> [ITEMS]:

+ + +

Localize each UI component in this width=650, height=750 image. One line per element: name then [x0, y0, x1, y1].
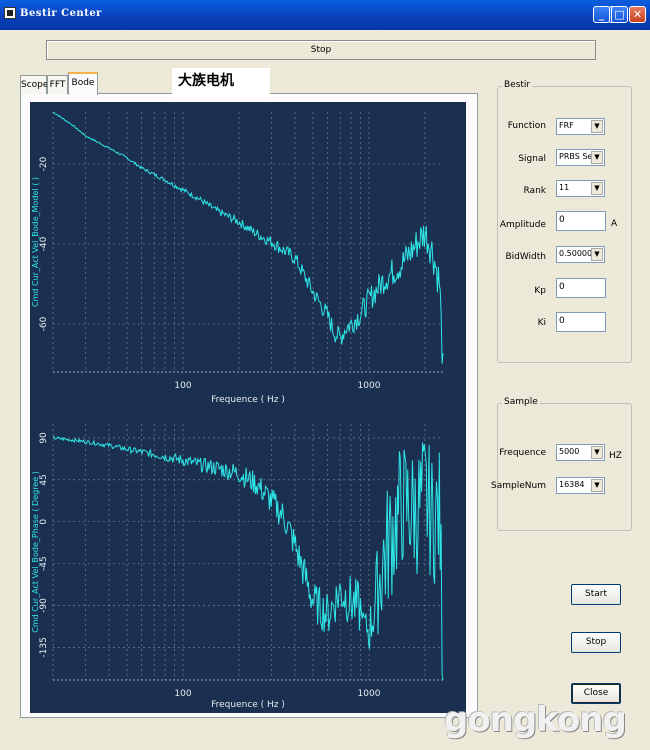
bode-plot-area: -20 -40 -60 100 1000 Frequence ( Hz ) Cmd Cur_… — [30, 102, 466, 713]
amplitude-label: Amplitude — [499, 220, 546, 230]
y-tick-label: -90 — [39, 598, 49, 613]
frequence-value: 5000 — [559, 447, 580, 456]
samplenum-value: 16384 — [559, 480, 585, 489]
frequence-select[interactable]: 5000 ▼ — [556, 444, 605, 461]
kp-value: 0 — [559, 282, 565, 292]
amplitude-input[interactable]: 0 — [556, 211, 606, 231]
ki-value: 0 — [559, 316, 565, 326]
bidwidth-label: BidWidth — [505, 252, 546, 262]
function-label: Function — [507, 121, 546, 131]
samplenum-select[interactable]: 16384 ▼ — [556, 477, 605, 494]
function-select[interactable]: FRF ▼ — [556, 118, 605, 135]
y-axis-label: Cmd Cur_Act Vel_Bode_Phase ( Degree ) — [31, 471, 40, 633]
close-icon: ✕ — [632, 8, 643, 21]
rank-label: Rank — [523, 186, 547, 196]
bestir-group-title: Bestir — [502, 80, 533, 90]
x-tick-label: 100 — [174, 689, 191, 699]
close-window-button[interactable]: ✕ — [629, 6, 646, 23]
y-axis-label: Cmd Cur_Act Vel_Bode_Model ( ) — [31, 177, 40, 307]
chevron-down-icon[interactable]: ▼ — [591, 248, 603, 261]
minimize-icon: _ — [598, 8, 605, 21]
series-line — [52, 435, 444, 681]
brand-label: 大族电机 — [172, 68, 270, 98]
tab-fft[interactable]: FFT — [47, 75, 68, 94]
minimize-button-2[interactable]: _ — [593, 6, 610, 23]
app-icon[interactable] — [4, 7, 16, 19]
chevron-down-icon[interactable]: ▼ — [591, 446, 603, 459]
watermark: gongkong — [444, 700, 627, 740]
bidwidth-select[interactable]: 0.500000 ▼ — [556, 246, 605, 263]
rank-select[interactable]: 11 ▼ — [556, 180, 605, 197]
frequence-label: Frequence — [499, 448, 546, 458]
start-button[interactable]: Start — [571, 584, 621, 605]
y-tick-label: -60 — [39, 316, 49, 331]
chevron-down-icon[interactable]: ▼ — [591, 151, 603, 164]
chevron-down-icon[interactable]: ▼ — [591, 120, 603, 133]
maximize-button[interactable]: □ — [611, 6, 628, 23]
y-tick-label: 0 — [39, 519, 49, 525]
tab-scope[interactable]: Scope — [20, 75, 48, 94]
bode-plot-svg: -20-40-60100 1000Frequence ( Hz )Cmd Cur_… — [31, 111, 444, 710]
stop-button[interactable]: Stop — [571, 632, 621, 653]
x-tick-label: 1000 — [358, 381, 381, 391]
signal-label: Signal — [518, 154, 546, 164]
signal-select[interactable]: PRBS Seq ▼ — [556, 149, 605, 166]
ki-input[interactable]: 0 — [556, 312, 606, 332]
kp-input[interactable]: 0 — [556, 278, 606, 298]
frequence-unit: HZ — [609, 451, 622, 461]
y-tick-label: 90 — [39, 432, 49, 444]
y-tick-label: -45 — [39, 556, 49, 571]
x-axis-label: Frequence ( Hz ) — [211, 700, 285, 710]
y-tick-label: -40 — [39, 236, 49, 251]
samplenum-label: SampleNum — [491, 481, 546, 491]
y-tick-label: -20 — [39, 156, 49, 171]
sample-group: Sample — [497, 397, 632, 531]
sample-group-title: Sample — [502, 397, 540, 407]
y-tick-label: -135 — [39, 637, 49, 657]
y-tick-label: 45 — [39, 474, 49, 485]
title-bar: Bestir Center _ — [0, 0, 650, 30]
amplitude-value: 0 — [559, 215, 565, 225]
x-tick-label: 1000 — [358, 689, 381, 699]
x-tick-label: 100 — [174, 381, 191, 391]
chevron-down-icon[interactable]: ▼ — [591, 182, 603, 195]
status-bar: Stop — [46, 40, 596, 60]
kp-label: Kp — [534, 286, 546, 296]
rank-value: 11 — [559, 183, 570, 192]
function-value: FRF — [559, 121, 574, 130]
x-axis-label: Frequence ( Hz ) — [211, 395, 285, 405]
tab-bode[interactable]: Bode — [68, 72, 98, 95]
ki-label: Ki — [537, 318, 546, 328]
maximize-icon: □ — [614, 8, 625, 21]
window-title: Bestir Center — [20, 8, 102, 19]
series-line — [52, 111, 444, 364]
chevron-down-icon[interactable]: ▼ — [591, 479, 603, 492]
amplitude-unit: A — [611, 219, 618, 229]
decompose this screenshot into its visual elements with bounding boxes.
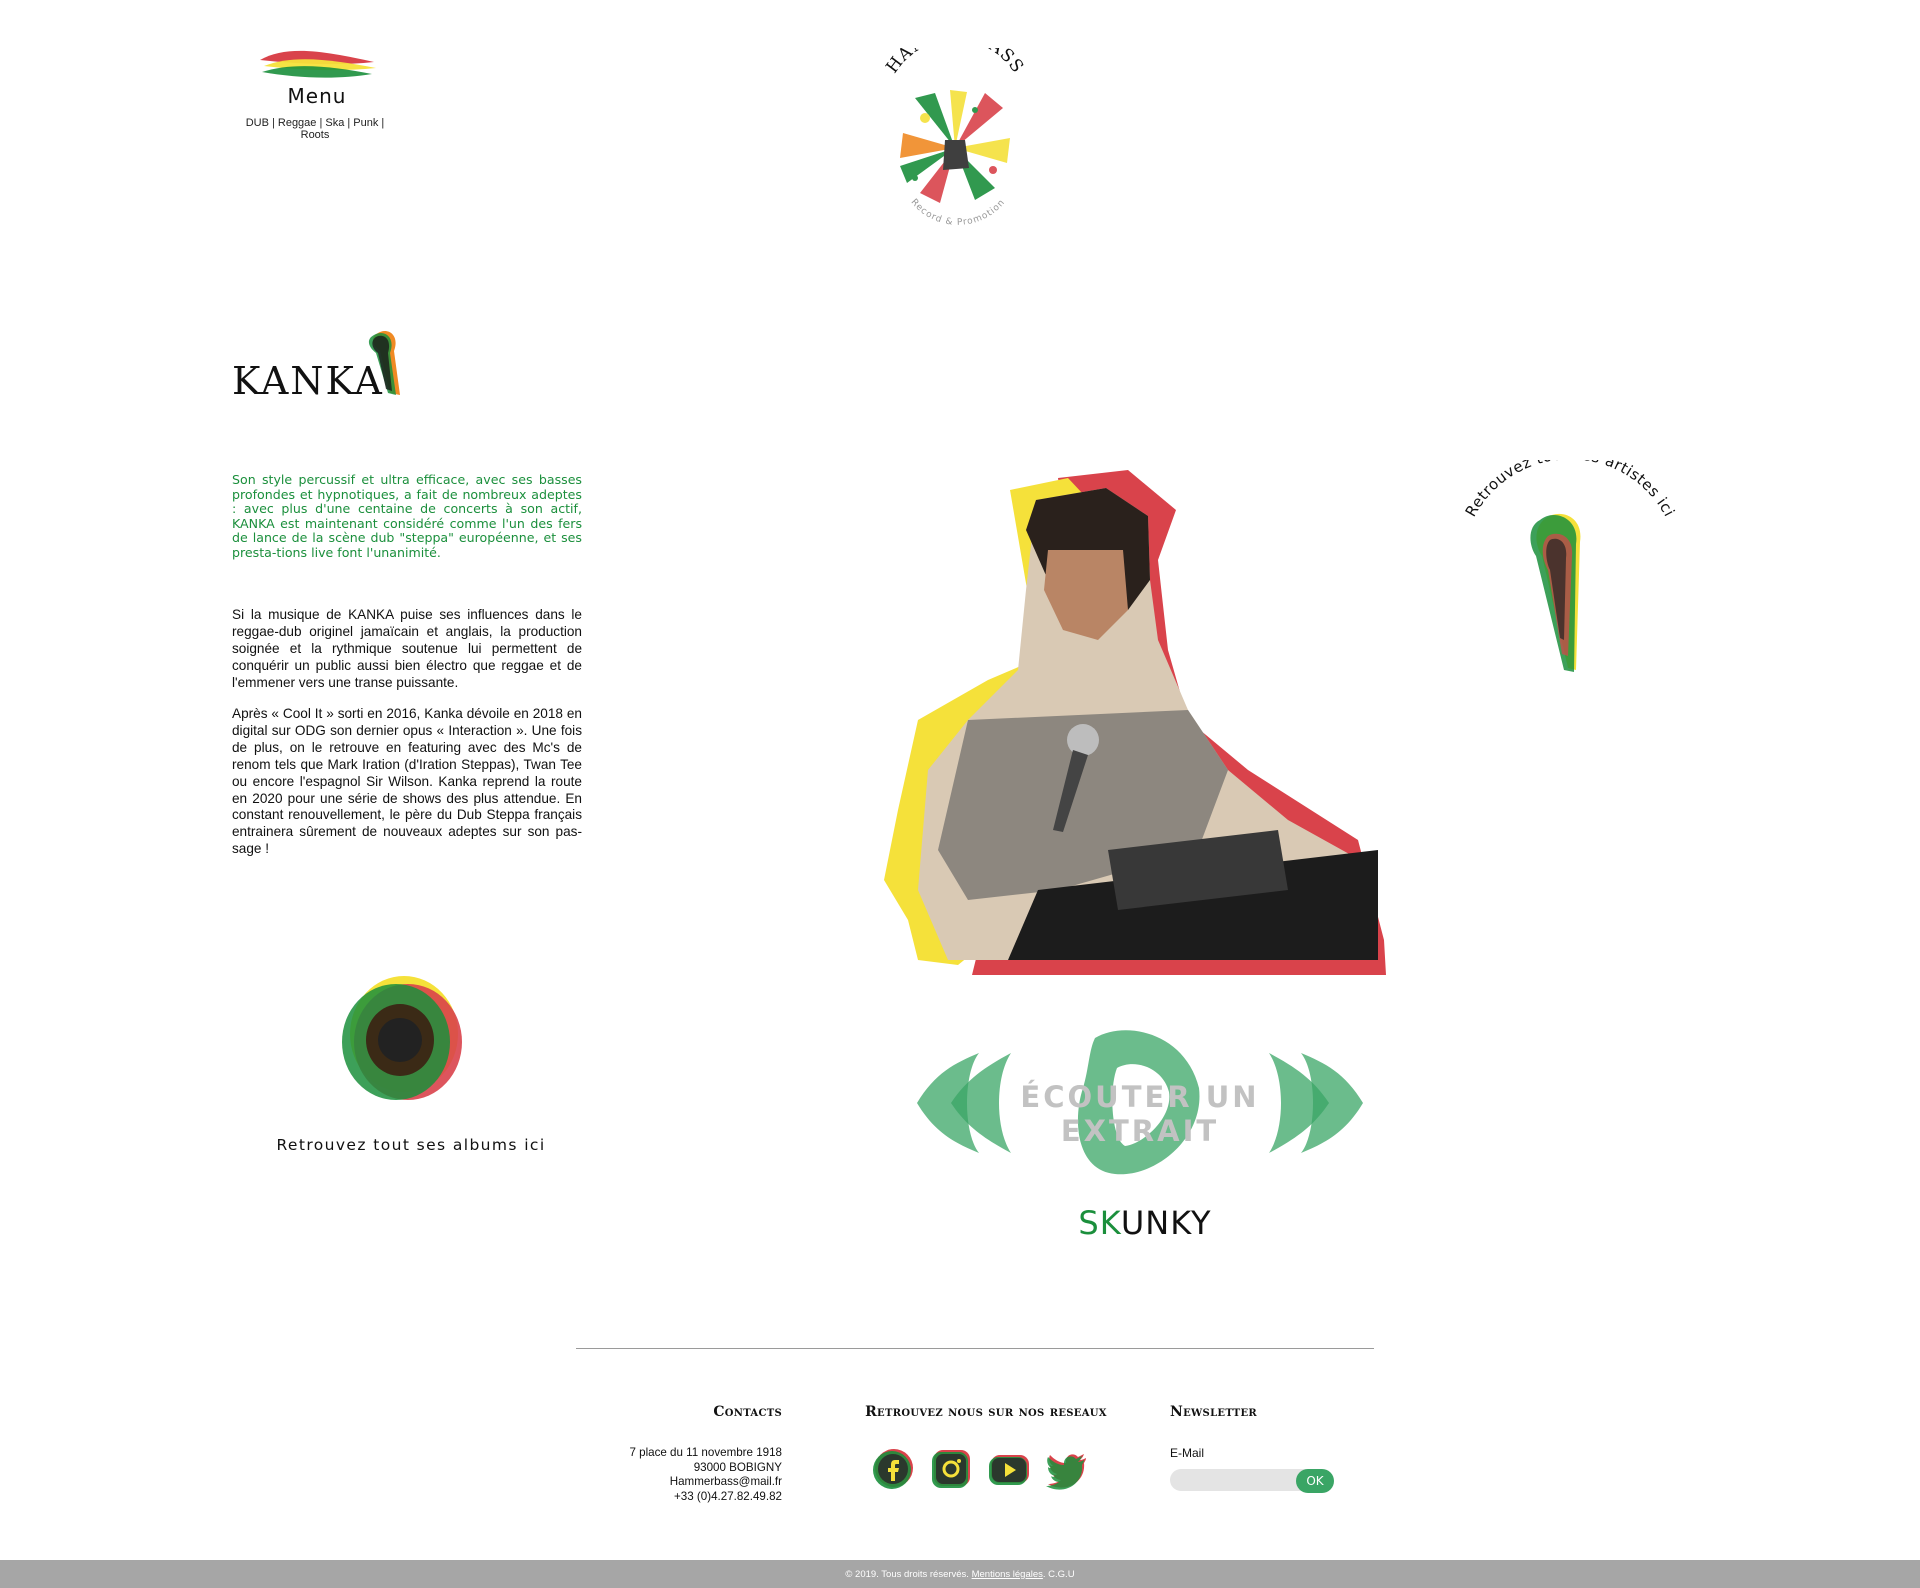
menu-button[interactable]: Menu [264,84,370,108]
mic-icon [1530,513,1581,672]
all-artists-label: Retrouvez tous les artistes ici [1462,460,1678,520]
track-title-prefix: SK [1078,1204,1121,1242]
twitter-icon[interactable] [1044,1446,1090,1492]
artist-name: KANKA [232,359,384,403]
social-heading: Retrouvez nous sur nos reseaux [865,1404,1107,1420]
copyright-text: © 2019. Tous droits réservés. [845,1568,969,1580]
contact-phone[interactable]: +33 (0)4.27.82.49.82 [560,1490,782,1505]
contacts-heading: Contacts [713,1404,782,1420]
all-artists-link[interactable]: Retrouvez tous les artistes ici [1450,460,1690,680]
artist-bio-paragraph: Après « Cool It » sorti en 2016, Kanka d… [232,706,582,857]
instagram-icon[interactable] [928,1446,974,1492]
email-label: E-Mail [1170,1446,1205,1460]
youtube-icon[interactable] [986,1446,1032,1492]
hammerbass-logo[interactable]: HAMMERBASS Record & Promotion [870,48,1040,238]
cgu-link[interactable]: C.G.U [1048,1569,1074,1580]
genre-list: DUB | Reggae | Ska | Punk | Roots [245,117,385,141]
newsletter-submit-button[interactable]: OK [1296,1469,1334,1493]
artist-bio-paragraph: Si la musique de KANKA puise ses influen… [232,607,582,690]
contact-email[interactable]: Hammerbass@mail.fr [560,1475,782,1490]
newsletter-heading: Newsletter [1170,1404,1257,1420]
bottom-bar: © 2019. Tous droits réservés. Mentions l… [0,1560,1920,1588]
svg-text:Retrouvez tous les artistes ic: Retrouvez tous les artistes ici [1462,460,1679,520]
audio-player: ÉCOUTER UN EXTRAIT [915,1028,1370,1178]
listen-label-line: EXTRAIT [1060,1114,1220,1148]
albums-icon[interactable] [330,970,470,1110]
menu-logo-icon[interactable] [258,48,378,82]
legal-notice-link[interactable]: Mentions légales [972,1569,1043,1580]
facebook-icon[interactable] [870,1446,916,1492]
listen-label-line: ÉCOUTER UN [1020,1080,1260,1114]
artist-photo [884,470,1386,975]
footer-divider [576,1348,1374,1349]
artist-intro: Son style percussif et ultra efficace, a… [232,472,582,560]
track-title-suffix: UNKY [1120,1204,1212,1242]
brand-name: HAMMERBASS [882,48,1026,77]
track-title: SKUNKY [1000,1204,1290,1242]
albums-link[interactable]: Retrouvez tout ses albums ici [236,1136,586,1154]
listen-extract-label[interactable]: ÉCOUTER UN EXTRAIT [975,1080,1305,1148]
address-line: 93000 BOBIGNY [693,1460,782,1474]
svg-text:HAMMERBASS: HAMMERBASS [882,48,1027,77]
social-links [870,1446,1110,1492]
artist-title: KANKA [230,323,410,403]
separator: . [1042,1568,1046,1580]
address-line: 7 place du 11 novembre 1918 [629,1446,782,1459]
contacts-block: 7 place du 11 novembre 1918 93000 BOBIGN… [560,1446,782,1505]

+ + +

> [WHAT TO PRODUCE]: Reproduce all of the items above exactly as they appear, line for line, but leave out the pictures.

> [THE ANSWER]:
Localize each UI component in this width=650, height=750 image. One line per element: name then [x0, y0, x1, y1].
bode-plot-area: -20 -40 -60 100 1000 Frequence ( Hz ) Cmd Cur_… — [30, 102, 466, 713]
amplitude-label: Amplitude — [499, 220, 546, 230]
y-tick-label: -90 — [39, 598, 49, 613]
frequence-value: 5000 — [559, 447, 580, 456]
samplenum-value: 16384 — [559, 480, 585, 489]
frequence-select[interactable]: 5000 ▼ — [556, 444, 605, 461]
kp-value: 0 — [559, 282, 565, 292]
amplitude-input[interactable]: 0 — [556, 211, 606, 231]
ki-value: 0 — [559, 316, 565, 326]
bidwidth-label: BidWidth — [505, 252, 546, 262]
function-label: Function — [507, 121, 546, 131]
samplenum-select[interactable]: 16384 ▼ — [556, 477, 605, 494]
function-select[interactable]: FRF ▼ — [556, 118, 605, 135]
y-axis-label: Cmd Cur_Act Vel_Bode_Phase ( Degree ) — [31, 471, 40, 633]
close-icon: ✕ — [632, 8, 643, 21]
rank-label: Rank — [523, 186, 547, 196]
bestir-group-title: Bestir — [502, 80, 533, 90]
x-tick-label: 100 — [174, 689, 191, 699]
close-window-button[interactable]: ✕ — [629, 6, 646, 23]
y-axis-label: Cmd Cur_Act Vel_Bode_Model ( ) — [31, 177, 40, 307]
chevron-down-icon[interactable]: ▼ — [591, 248, 603, 261]
minimize-icon: _ — [598, 8, 605, 21]
series-line — [52, 435, 444, 681]
brand-label: 大族电机 — [172, 68, 270, 98]
tab-fft[interactable]: FFT — [47, 75, 68, 94]
minimize-button-2[interactable]: _ — [593, 6, 610, 23]
app-icon[interactable] — [4, 7, 16, 19]
chevron-down-icon[interactable]: ▼ — [591, 446, 603, 459]
watermark: gongkong — [444, 700, 627, 740]
bidwidth-select[interactable]: 0.500000 ▼ — [556, 246, 605, 263]
rank-select[interactable]: 11 ▼ — [556, 180, 605, 197]
frequence-label: Frequence — [499, 448, 546, 458]
start-button[interactable]: Start — [571, 584, 621, 605]
y-tick-label: -60 — [39, 316, 49, 331]
chevron-down-icon[interactable]: ▼ — [591, 151, 603, 164]
chevron-down-icon[interactable]: ▼ — [591, 120, 603, 133]
maximize-button[interactable]: □ — [611, 6, 628, 23]
y-tick-label: 0 — [39, 519, 49, 525]
tab-scope[interactable]: Scope — [20, 75, 48, 94]
bode-plot-svg: -20-40-60100 1000Frequence ( Hz )Cmd Cur_… — [31, 111, 444, 710]
stop-button[interactable]: Stop — [571, 632, 621, 653]
x-tick-label: 1000 — [358, 381, 381, 391]
signal-label: Signal — [518, 154, 546, 164]
signal-select[interactable]: PRBS Seq ▼ — [556, 149, 605, 166]
ki-input[interactable]: 0 — [556, 312, 606, 332]
kp-input[interactable]: 0 — [556, 278, 606, 298]
frequence-unit: HZ — [609, 451, 622, 461]
y-tick-label: 90 — [39, 432, 49, 444]
y-tick-label: -45 — [39, 556, 49, 571]
x-axis-label: Frequence ( Hz ) — [211, 700, 285, 710]
y-tick-label: -40 — [39, 236, 49, 251]
samplenum-label: SampleNum — [491, 481, 546, 491]
y-tick-label: -20 — [39, 156, 49, 171]
sample-group: Sample — [497, 397, 632, 531]
sample-group-title: Sample — [502, 397, 540, 407]
y-tick-label: -135 — [39, 637, 49, 657]
y-tick-label: 45 — [39, 474, 49, 485]
title-bar: Bestir Center _ — [0, 0, 650, 30]
amplitude-value: 0 — [559, 215, 565, 225]
x-tick-label: 1000 — [358, 689, 381, 699]
x-tick-label: 100 — [174, 381, 191, 391]
chevron-down-icon[interactable]: ▼ — [591, 182, 603, 195]
status-bar: Stop — [46, 40, 596, 60]
kp-label: Kp — [534, 286, 546, 296]
rank-value: 11 — [559, 183, 570, 192]
function-value: FRF — [559, 121, 574, 130]
x-axis-label: Frequence ( Hz ) — [211, 395, 285, 405]
tab-bode[interactable]: Bode — [68, 72, 98, 95]
ki-label: Ki — [537, 318, 546, 328]
maximize-icon: □ — [614, 8, 625, 21]
window-title: Bestir Center — [20, 8, 102, 19]
series-line — [52, 111, 444, 364]
chevron-down-icon[interactable]: ▼ — [591, 479, 603, 492]
amplitude-unit: A — [611, 219, 618, 229]
decompose this screenshot into its visual elements with bounding boxes.
menu-button[interactable]: Menu [264,84,370,108]
mic-icon [1530,513,1581,672]
all-artists-label: Retrouvez tous les artistes ici [1462,460,1678,520]
track-title-prefix: SK [1078,1204,1121,1242]
twitter-icon[interactable] [1044,1446,1090,1492]
artist-name: KANKA [232,359,384,403]
social-heading: Retrouvez nous sur nos reseaux [865,1404,1107,1420]
copyright-text: © 2019. Tous droits réservés. [845,1568,969,1580]
contact-phone[interactable]: +33 (0)4.27.82.49.82 [560,1490,782,1505]
contacts-heading: Contacts [713,1404,782,1420]
all-artists-link[interactable]: Retrouvez tous les artistes ici [1450,460,1690,680]
artist-bio-paragraph: Après « Cool It » sorti en 2016, Kanka d… [232,706,582,857]
instagram-icon[interactable] [928,1446,974,1492]
email-label: E-Mail [1170,1446,1205,1460]
youtube-icon[interactable] [986,1446,1032,1492]
hammerbass-logo[interactable]: HAMMERBASS Record & Promotion [870,48,1040,238]
cgu-link[interactable]: C.G.U [1048,1569,1074,1580]
genre-list: DUB | Reggae | Ska | Punk | Roots [245,117,385,141]
newsletter-submit-button[interactable]: OK [1296,1469,1334,1493]
artist-bio-paragraph: Si la musique de KANKA puise ses influen… [232,607,582,690]
contact-email[interactable]: Hammerbass@mail.fr [560,1475,782,1490]
newsletter-heading: Newsletter [1170,1404,1257,1420]
bottom-bar: © 2019. Tous droits réservés. Mentions l… [0,1560,1920,1588]
svg-text:Retrouvez tous les artistes ic: Retrouvez tous les artistes ici [1462,460,1679,520]
audio-player: ÉCOUTER UN EXTRAIT [915,1028,1370,1178]
listen-label-line: EXTRAIT [1060,1114,1220,1148]
albums-icon[interactable] [330,970,470,1110]
menu-logo-icon[interactable] [258,48,378,82]
legal-notice-link[interactable]: Mentions légales [972,1569,1043,1580]
facebook-icon[interactable] [870,1446,916,1492]
listen-label-line: ÉCOUTER UN [1020,1080,1260,1114]
artist-photo [884,470,1386,975]
footer-divider [576,1348,1374,1349]
artist-intro: Son style percussif et ultra efficace, a… [232,472,582,560]
track-title-suffix: UNKY [1120,1204,1212,1242]
brand-name: HAMMERBASS [882,48,1026,77]
track-title: SKUNKY [1000,1204,1290,1242]
albums-link[interactable]: Retrouvez tout ses albums ici [236,1136,586,1154]
listen-extract-label[interactable]: ÉCOUTER UN EXTRAIT [975,1080,1305,1148]
address-line: 93000 BOBIGNY [693,1460,782,1474]
svg-text:HAMMERBASS: HAMMERBASS [882,48,1027,77]
social-links [870,1446,1110,1492]
artist-title: KANKA [230,323,410,403]
separator: . [1042,1568,1046,1580]
address-line: 7 place du 11 novembre 1918 [629,1446,782,1459]
contacts-block: 7 place du 11 novembre 1918 93000 BOBIGN… [560,1446,782,1505]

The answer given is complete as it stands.